━━━ Documento de origem
Hoje, passados mais de 600 dias dessa relação - que nem é de altos e baixos, é só para baixo mesmo, e o fundo do poço parece não ter fim - o coitado do Brasil não consegue nem sequer alimentar seu povo. Tem uma inflação de 9,30%. Para o almoço, precisa do óleo de soja que ficou 78,75% mais caro. Pensou em fazer um arroz, mas esse subiu 36,39%. A carne, já abandonou faz tempo, porque não acompanhou o aumento de 31,31%. E o feijão de todo dia? Como é que vai para a mesa, custando 10,67% a mais? O café da manhã ficou sem café, que subiu 17,15%, e sem o leite, que disparou da mesa do Brasil, quase 10% mais caro. Está parando, prostrado, o pobre Brasil: teve aumento de 39,52% na gasolina. É um Brasil apagadinho, com o custo da energia elétrica que disparou em 20,86% e ainda subirá mais. O Brasil, de hoje, sem gás, que aumentou cinco vezes mais que a inflação em um ano, anda movido a lenha. Dá até pena de olhar.
━━━━━━
━━━ Informações exibidas
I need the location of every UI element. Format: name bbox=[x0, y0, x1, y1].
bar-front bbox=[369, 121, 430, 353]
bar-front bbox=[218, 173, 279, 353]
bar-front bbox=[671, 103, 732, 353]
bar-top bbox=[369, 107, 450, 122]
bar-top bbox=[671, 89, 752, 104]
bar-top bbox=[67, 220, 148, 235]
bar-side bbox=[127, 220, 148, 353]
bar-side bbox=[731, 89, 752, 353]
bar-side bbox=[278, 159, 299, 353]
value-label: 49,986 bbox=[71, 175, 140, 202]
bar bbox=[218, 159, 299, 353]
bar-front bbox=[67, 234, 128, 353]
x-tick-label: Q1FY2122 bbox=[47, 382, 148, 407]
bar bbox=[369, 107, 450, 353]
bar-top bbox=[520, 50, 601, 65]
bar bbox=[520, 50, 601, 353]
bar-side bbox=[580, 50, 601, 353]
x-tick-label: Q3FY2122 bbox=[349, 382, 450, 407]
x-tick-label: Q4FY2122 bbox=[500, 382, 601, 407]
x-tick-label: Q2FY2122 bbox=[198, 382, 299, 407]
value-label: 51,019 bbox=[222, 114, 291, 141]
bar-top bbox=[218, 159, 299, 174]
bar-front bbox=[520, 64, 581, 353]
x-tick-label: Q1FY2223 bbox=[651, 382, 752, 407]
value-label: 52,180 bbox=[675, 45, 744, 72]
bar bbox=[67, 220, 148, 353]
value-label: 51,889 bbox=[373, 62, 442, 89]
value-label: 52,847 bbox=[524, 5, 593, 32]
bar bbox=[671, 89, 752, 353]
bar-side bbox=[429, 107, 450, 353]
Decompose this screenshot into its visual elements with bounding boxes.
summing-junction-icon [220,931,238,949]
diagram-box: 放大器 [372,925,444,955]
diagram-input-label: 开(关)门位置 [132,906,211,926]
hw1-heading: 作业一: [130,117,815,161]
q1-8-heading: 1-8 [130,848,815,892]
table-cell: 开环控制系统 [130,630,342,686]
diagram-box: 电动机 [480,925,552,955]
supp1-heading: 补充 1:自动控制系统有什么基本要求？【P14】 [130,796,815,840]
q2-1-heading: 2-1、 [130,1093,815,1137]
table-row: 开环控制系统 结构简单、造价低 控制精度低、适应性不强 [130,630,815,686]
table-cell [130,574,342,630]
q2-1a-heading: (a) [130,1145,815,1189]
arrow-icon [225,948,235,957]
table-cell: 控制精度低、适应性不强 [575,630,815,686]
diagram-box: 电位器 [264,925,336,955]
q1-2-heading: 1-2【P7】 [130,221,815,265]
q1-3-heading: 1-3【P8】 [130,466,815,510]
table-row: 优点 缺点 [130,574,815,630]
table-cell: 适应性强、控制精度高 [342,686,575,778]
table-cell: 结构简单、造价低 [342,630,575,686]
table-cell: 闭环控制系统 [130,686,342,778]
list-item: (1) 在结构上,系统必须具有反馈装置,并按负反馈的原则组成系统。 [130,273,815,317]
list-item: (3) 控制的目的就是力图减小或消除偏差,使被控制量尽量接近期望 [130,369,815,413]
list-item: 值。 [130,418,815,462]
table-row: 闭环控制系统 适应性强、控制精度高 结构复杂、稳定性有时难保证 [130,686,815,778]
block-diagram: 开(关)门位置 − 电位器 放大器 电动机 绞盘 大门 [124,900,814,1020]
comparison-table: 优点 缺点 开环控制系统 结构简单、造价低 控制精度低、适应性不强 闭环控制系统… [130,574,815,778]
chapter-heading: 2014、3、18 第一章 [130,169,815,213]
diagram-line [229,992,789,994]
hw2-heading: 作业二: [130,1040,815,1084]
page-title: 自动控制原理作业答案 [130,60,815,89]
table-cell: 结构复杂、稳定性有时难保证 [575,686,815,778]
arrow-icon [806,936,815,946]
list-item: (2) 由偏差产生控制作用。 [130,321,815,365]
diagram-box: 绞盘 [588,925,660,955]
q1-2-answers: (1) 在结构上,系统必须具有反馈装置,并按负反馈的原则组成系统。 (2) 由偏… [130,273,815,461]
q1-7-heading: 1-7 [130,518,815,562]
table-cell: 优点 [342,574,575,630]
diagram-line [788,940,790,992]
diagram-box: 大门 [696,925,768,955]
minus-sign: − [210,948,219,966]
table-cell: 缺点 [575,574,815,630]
━━━━━━
**Instruções do exercício:** Retome o texto sobre a alta dos preços no Brasil e dê continuidade a ele logo após "Dá até pena de olhar."

**O resultado:**
TARDE DEMAIS

Nos últimos episódios dessa triste história, um Brasil que se dá conta tarde demais da desgraceira em que se meteu. Palavras vazias encheram sua cabeça. Tá em crise o pobre do Brasil: crise sanitária, crise hídrica, crise energética, crise ambiental, crise institucional. Abandonado, sofre com o amor não correspondido. Mas o que fez para merecer isso? Apaixonou-se. Agora precisa amargar a dor do término, aprender a lição e manter-se de pé. Firme. Entender que paixões são baseadas em projeções e que as projeções se dissipam. São como os mitos que se desfazem: a imagem começa a ruir, a ruir, até cair. Se deu conta tarde demais, o ingênuo Brasil. Que tenha mais sorte da próxima vez. Ou melhor: sorte não. Não se trata de um jogo de sorte ou de azar. Que o Brasil saiba escolher, com base mais na razão e menos na emoção.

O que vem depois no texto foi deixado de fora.